- [Your objective]
Every entry that follows should be reproduced exactly.

^^^^

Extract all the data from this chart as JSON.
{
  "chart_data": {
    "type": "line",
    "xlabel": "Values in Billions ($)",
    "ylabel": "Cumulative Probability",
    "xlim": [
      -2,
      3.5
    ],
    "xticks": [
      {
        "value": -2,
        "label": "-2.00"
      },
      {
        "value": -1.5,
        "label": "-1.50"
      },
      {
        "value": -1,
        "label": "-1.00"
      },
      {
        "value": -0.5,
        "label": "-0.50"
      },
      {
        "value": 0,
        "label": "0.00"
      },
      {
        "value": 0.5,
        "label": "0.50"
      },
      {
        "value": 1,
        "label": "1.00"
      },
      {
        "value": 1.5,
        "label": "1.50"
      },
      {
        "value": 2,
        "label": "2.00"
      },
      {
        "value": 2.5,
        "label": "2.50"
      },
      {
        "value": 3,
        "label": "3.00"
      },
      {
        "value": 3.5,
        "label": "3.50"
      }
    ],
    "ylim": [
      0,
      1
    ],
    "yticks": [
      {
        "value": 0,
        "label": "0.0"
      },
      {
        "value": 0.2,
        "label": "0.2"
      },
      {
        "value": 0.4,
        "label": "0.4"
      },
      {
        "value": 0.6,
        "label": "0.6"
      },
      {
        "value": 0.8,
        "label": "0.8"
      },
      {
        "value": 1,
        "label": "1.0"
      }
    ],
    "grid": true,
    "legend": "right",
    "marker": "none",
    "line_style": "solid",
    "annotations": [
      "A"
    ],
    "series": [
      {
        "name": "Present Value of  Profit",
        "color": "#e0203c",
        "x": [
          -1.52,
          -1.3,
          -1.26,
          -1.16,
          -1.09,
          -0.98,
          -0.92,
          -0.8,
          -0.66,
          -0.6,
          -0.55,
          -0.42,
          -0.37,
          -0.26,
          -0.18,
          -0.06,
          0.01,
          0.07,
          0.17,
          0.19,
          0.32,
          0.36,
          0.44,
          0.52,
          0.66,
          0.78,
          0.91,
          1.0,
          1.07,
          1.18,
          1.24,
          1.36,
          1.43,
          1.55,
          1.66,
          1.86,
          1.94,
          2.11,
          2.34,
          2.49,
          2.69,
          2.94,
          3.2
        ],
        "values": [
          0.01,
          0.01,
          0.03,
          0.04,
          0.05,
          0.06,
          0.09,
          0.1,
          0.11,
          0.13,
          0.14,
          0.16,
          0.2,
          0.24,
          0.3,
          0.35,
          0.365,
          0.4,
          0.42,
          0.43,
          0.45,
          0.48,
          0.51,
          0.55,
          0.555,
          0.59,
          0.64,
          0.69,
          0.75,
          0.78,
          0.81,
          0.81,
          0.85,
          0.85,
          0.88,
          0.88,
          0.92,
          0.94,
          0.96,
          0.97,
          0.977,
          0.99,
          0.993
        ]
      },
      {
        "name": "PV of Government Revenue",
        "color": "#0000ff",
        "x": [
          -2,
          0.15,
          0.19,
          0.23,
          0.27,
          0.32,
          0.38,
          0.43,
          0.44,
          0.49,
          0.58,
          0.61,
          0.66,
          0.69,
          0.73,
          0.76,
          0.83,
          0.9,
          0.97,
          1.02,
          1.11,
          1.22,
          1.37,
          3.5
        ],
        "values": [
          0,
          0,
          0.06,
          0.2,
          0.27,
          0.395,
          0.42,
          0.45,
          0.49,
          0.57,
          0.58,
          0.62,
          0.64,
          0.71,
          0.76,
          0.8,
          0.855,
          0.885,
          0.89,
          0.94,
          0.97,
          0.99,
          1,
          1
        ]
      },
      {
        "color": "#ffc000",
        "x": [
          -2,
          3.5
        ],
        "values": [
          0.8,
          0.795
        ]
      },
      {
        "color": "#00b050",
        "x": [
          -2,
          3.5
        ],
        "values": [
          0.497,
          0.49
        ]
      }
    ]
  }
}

^^^^

- [Written answer]
Extract all the data from this chart as JSON.
{
  "chart_data": {
    "type": "line",
    "xlabel": "Values in Billions ($)",
    "ylabel": "Cumulative Probability",
    "xlim": [
      -2,
      3.5
    ],
    "xticks": [
      {
        "value": -2,
        "label": "-2.00"
      },
      {
        "value": -1.5,
        "label": "-1.50"
      },
      {
        "value": -1,
        "label": "-1.00"
      },
      {
        "value": -0.5,
        "label": "-0.50"
      },
      {
        "value": 0,
        "label": "0.00"
      },
      {
        "value": 0.5,
        "label": "0.50"
      },
      {
        "value": 1,
        "label": "1.00"
      },
      {
        "value": 1.5,
        "label": "1.50"
      },
      {
        "value": 2,
        "label": "2.00"
      },
      {
        "value": 2.5,
        "label": "2.50"
      },
      {
        "value": 3,
        "label": "3.00"
      },
      {
        "value": 3.5,
        "label": "3.50"
      }
    ],
    "ylim": [
      0,
      1
    ],
    "yticks": [
      {
        "value": 0,
        "label": "0.0"
      },
      {
        "value": 0.2,
        "label": "0.2"
      },
      {
        "value": 0.4,
        "label": "0.4"
      },
      {
        "value": 0.6,
        "label": "0.6"
      },
      {
        "value": 0.8,
        "label": "0.8"
      },
      {
        "value": 1,
        "label": "1.0"
      }
    ],
    "grid": true,
    "legend": "right",
    "marker": "none",
    "line_style": "solid",
    "annotations": [
      "A"
    ],
    "series": [
      {
        "name": "Present Value of  Profit",
        "color": "#e0203c",
        "x": [
          -1.52,
          -1.3,
          -1.26,
          -1.16,
          -1.09,
          -0.98,
          -0.92,
          -0.8,
          -0.66,
          -0.6,
          -0.55,
          -0.42,
          -0.37,
          -0.26,
          -0.18,
          -0.06,
          0.01,
          0.07,
          0.17,
          0.19,
          0.32,
          0.36,
          0.44,
          0.52,
          0.66,
          0.78,
          0.91,
          1.0,
          1.07,
          1.18,
          1.24,
          1.36,
          1.43,
          1.55,
          1.66,
          1.86,
          1.94,
          2.11,
          2.34,
          2.49,
          2.69,
          2.94,
          3.2
        ],
        "values": [
          0.01,
          0.01,
          0.03,
          0.04,
          0.05,
          0.06,
          0.09,
          0.1,
          0.11,
          0.13,
          0.14,
          0.16,
          0.2,
          0.24,
          0.3,
          0.35,
          0.365,
          0.4,
          0.42,
          0.43,
          0.45,
          0.48,
          0.51,
          0.55,
          0.555,
          0.59,
          0.64,
          0.69,
          0.75,
          0.78,
          0.81,
          0.81,
          0.85,
          0.85,
          0.88,
          0.88,
          0.92,
          0.94,
          0.96,
          0.97,
          0.977,
          0.99,
          0.993
        ]
      },
      {
        "name": "PV of Government Revenue",
        "color": "#0000ff",
        "x": [
          -2,
          0.15,
          0.19,
          0.23,
          0.27,
          0.32,
          0.38,
          0.43,
          0.44,
          0.49,
          0.58,
          0.61,
          0.66,
          0.69,
          0.73,
          0.76,
          0.83,
          0.9,
          0.97,
          1.02,
          1.11,
          1.22,
          1.37,
          3.5
        ],
        "values": [
          0,
          0,
          0.06,
          0.2,
          0.27,
          0.395,
          0.42,
          0.45,
          0.49,
          0.57,
          0.58,
          0.62,
          0.64,
          0.71,
          0.76,
          0.8,
          0.855,
          0.885,
          0.89,
          0.94,
          0.97,
          0.99,
          1,
          1
        ]
      },
      {
        "color": "#ffc000",
        "x": [
          -2,
          3.5
        ],
        "values": [
          0.8,
          0.795
        ]
      },
      {
        "color": "#00b050",
        "x": [
          -2,
          3.5
        ],
        "values": [
          0.497,
          0.49
        ]
      }
    ]
  }
}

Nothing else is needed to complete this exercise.